**YOUR TASK:** Repeat the full listing below verbatim and keep the images out.

**TASK INPUTS:**
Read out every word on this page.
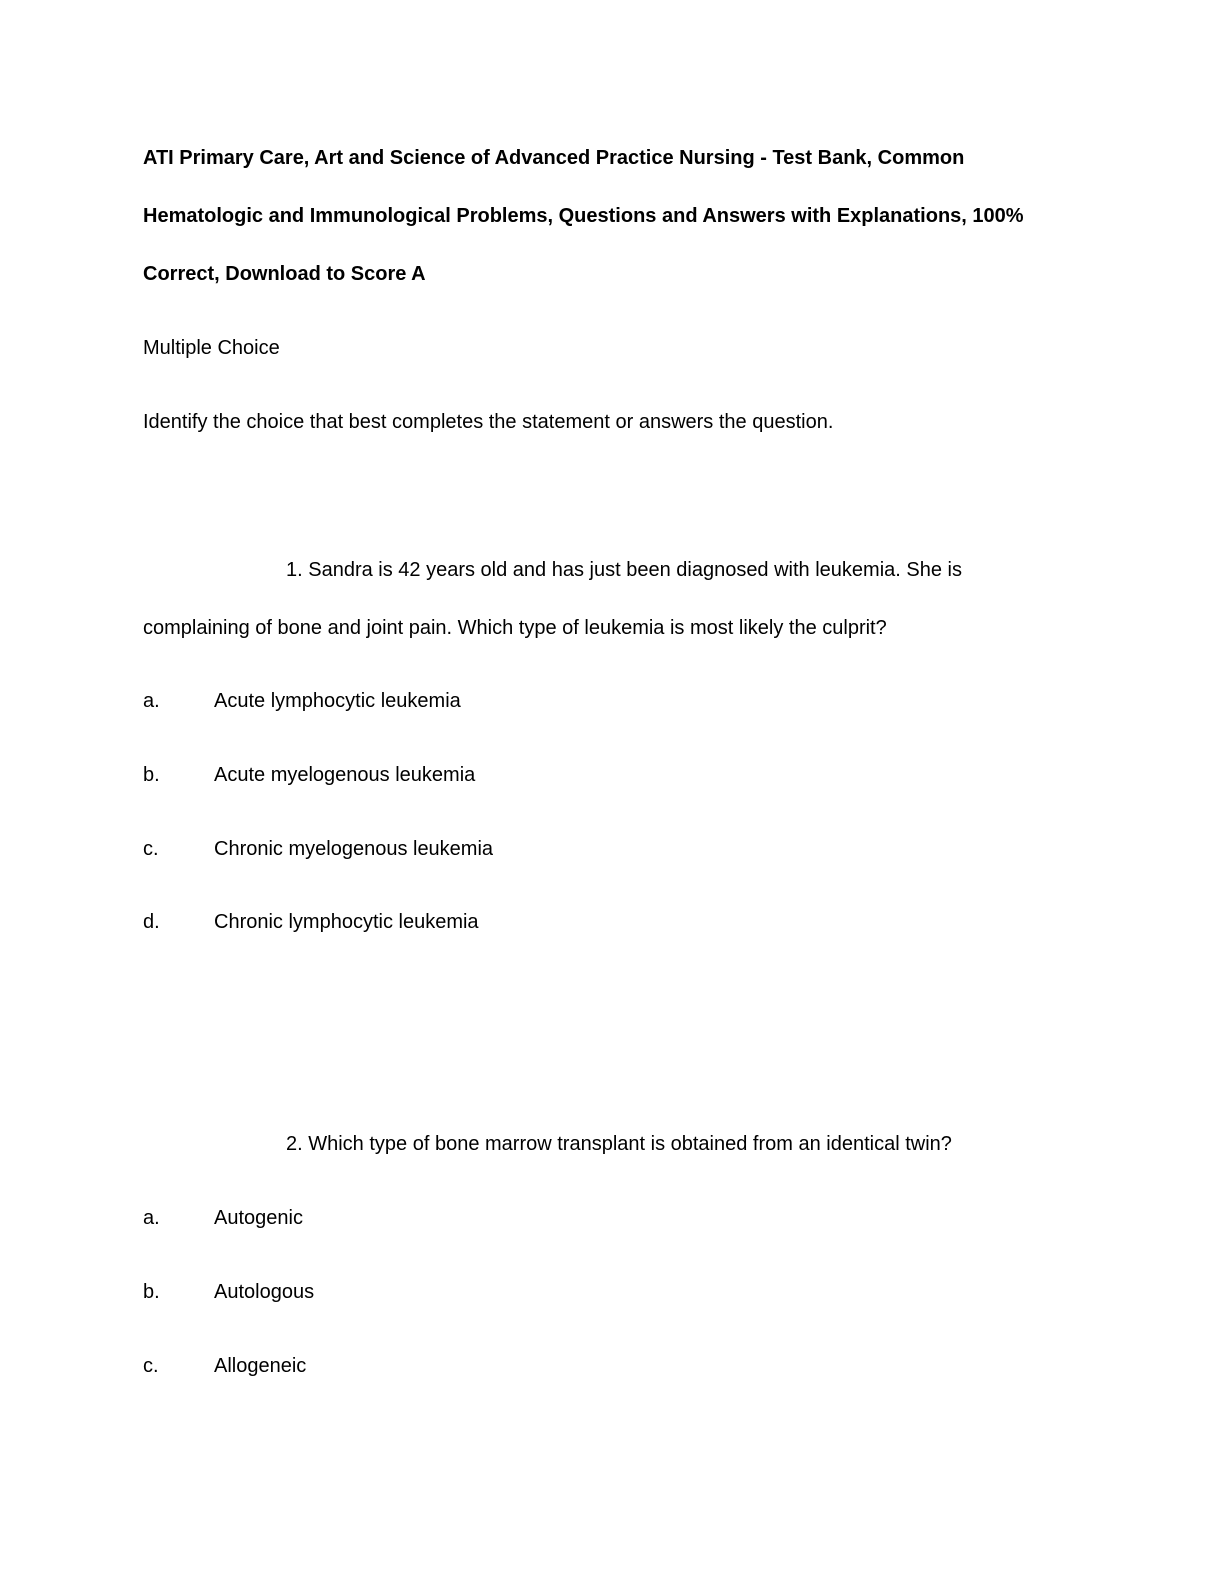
ATI Primary Care, Art and Science of Advanced Practice Nursing - Test Bank, Common
Hematologic and Immunological Problems, Questions and Answers with Explanations, 100%
Correct, Download to Score A
Multiple Choice
Identify the choice that best completes the statement or answers the question.
1. Sandra is 42 years old and has just been diagnosed with leukemia. She is
complaining of bone and joint pain. Which type of leukemia is most likely the culprit?
a.	Acute lymphocytic leukemia
b.	Acute myelogenous leukemia
c.	Chronic myelogenous leukemia
d.	Chronic lymphocytic leukemia
2. Which type of bone marrow transplant is obtained from an identical twin?
a.	Autogenic
b.	Autologous
c.	Allogeneic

**TASK RESULT:**
Read out every word on this page.
ATI Primary Care, Art and Science of Advanced Practice Nursing - Test Bank, Common
Hematologic and Immunological Problems, Questions and Answers with Explanations, 100%
Correct, Download to Score A
Multiple Choice
Identify the choice that best completes the statement or answers the question.
1. Sandra is 42 years old and has just been diagnosed with leukemia. She is
complaining of bone and joint pain. Which type of leukemia is most likely the culprit?
a.	Acute lymphocytic leukemia
b.	Acute myelogenous leukemia
c.	Chronic myelogenous leukemia
d.	Chronic lymphocytic leukemia
2. Which type of bone marrow transplant is obtained from an identical twin?
a.	Autogenic
b.	Autologous
c.	Allogeneic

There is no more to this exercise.